■ Extracted records
• • • • •

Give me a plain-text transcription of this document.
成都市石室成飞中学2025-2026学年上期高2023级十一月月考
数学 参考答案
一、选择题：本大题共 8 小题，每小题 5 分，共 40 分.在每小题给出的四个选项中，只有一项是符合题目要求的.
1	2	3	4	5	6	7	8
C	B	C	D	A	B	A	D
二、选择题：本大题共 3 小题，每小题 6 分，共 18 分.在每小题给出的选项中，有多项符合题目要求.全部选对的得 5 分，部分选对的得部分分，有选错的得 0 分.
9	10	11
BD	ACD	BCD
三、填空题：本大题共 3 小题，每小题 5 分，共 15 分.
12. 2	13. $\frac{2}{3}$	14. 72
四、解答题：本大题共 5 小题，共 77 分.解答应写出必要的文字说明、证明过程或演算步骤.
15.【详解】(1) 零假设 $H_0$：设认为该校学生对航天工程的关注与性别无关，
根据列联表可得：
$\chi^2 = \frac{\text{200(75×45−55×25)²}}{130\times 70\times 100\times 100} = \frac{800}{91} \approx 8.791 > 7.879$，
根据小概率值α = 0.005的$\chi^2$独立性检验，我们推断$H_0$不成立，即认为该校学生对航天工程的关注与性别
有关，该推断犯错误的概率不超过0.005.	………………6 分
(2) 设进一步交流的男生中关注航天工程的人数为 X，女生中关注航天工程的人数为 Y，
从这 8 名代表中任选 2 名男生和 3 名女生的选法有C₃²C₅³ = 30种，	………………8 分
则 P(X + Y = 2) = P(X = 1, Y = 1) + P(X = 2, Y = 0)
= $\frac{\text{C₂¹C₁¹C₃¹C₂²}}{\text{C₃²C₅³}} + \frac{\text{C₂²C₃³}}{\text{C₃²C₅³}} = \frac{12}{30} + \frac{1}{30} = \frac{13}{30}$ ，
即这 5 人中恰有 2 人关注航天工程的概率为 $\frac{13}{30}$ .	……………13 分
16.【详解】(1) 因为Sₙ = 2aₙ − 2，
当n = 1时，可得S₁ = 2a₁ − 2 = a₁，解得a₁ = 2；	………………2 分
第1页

• • • • •

■ Description of the task
Set down the entries above again, word for word.

■ Expected answer
Give me a plain-text transcription of this document.
成都市石室成飞中学2025-2026学年上期高2023级十一月月考
数学 参考答案
一、选择题：本大题共 8 小题，每小题 5 分，共 40 分.在每小题给出的四个选项中，只有一项是符合题目要求的.
1	2	3	4	5	6	7	8
C	B	C	D	A	B	A	D
二、选择题：本大题共 3 小题，每小题 6 分，共 18 分.在每小题给出的选项中，有多项符合题目要求.全部选对的得 5 分，部分选对的得部分分，有选错的得 0 分.
9	10	11
BD	ACD	BCD
三、填空题：本大题共 3 小题，每小题 5 分，共 15 分.
12. 2	13. $\frac{2}{3}$	14. 72
四、解答题：本大题共 5 小题，共 77 分.解答应写出必要的文字说明、证明过程或演算步骤.
15.【详解】(1) 零假设 $H_0$：设认为该校学生对航天工程的关注与性别无关，
根据列联表可得：
$\chi^2 = \frac{\text{200(75×45−55×25)²}}{130\times 70\times 100\times 100} = \frac{800}{91} \approx 8.791 > 7.879$，
根据小概率值α = 0.005的$\chi^2$独立性检验，我们推断$H_0$不成立，即认为该校学生对航天工程的关注与性别
有关，该推断犯错误的概率不超过0.005.	………………6 分
(2) 设进一步交流的男生中关注航天工程的人数为 X，女生中关注航天工程的人数为 Y，
从这 8 名代表中任选 2 名男生和 3 名女生的选法有C₃²C₅³ = 30种，	………………8 分
则 P(X + Y = 2) = P(X = 1, Y = 1) + P(X = 2, Y = 0)
= $\frac{\text{C₂¹C₁¹C₃¹C₂²}}{\text{C₃²C₅³}} + \frac{\text{C₂²C₃³}}{\text{C₃²C₅³}} = \frac{12}{30} + \frac{1}{30} = \frac{13}{30}$ ，
即这 5 人中恰有 2 人关注航天工程的概率为 $\frac{13}{30}$ .	……………13 分
16.【详解】(1) 因为Sₙ = 2aₙ − 2，
当n = 1时，可得S₁ = 2a₁ − 2 = a₁，解得a₁ = 2；	………………2 分
第1页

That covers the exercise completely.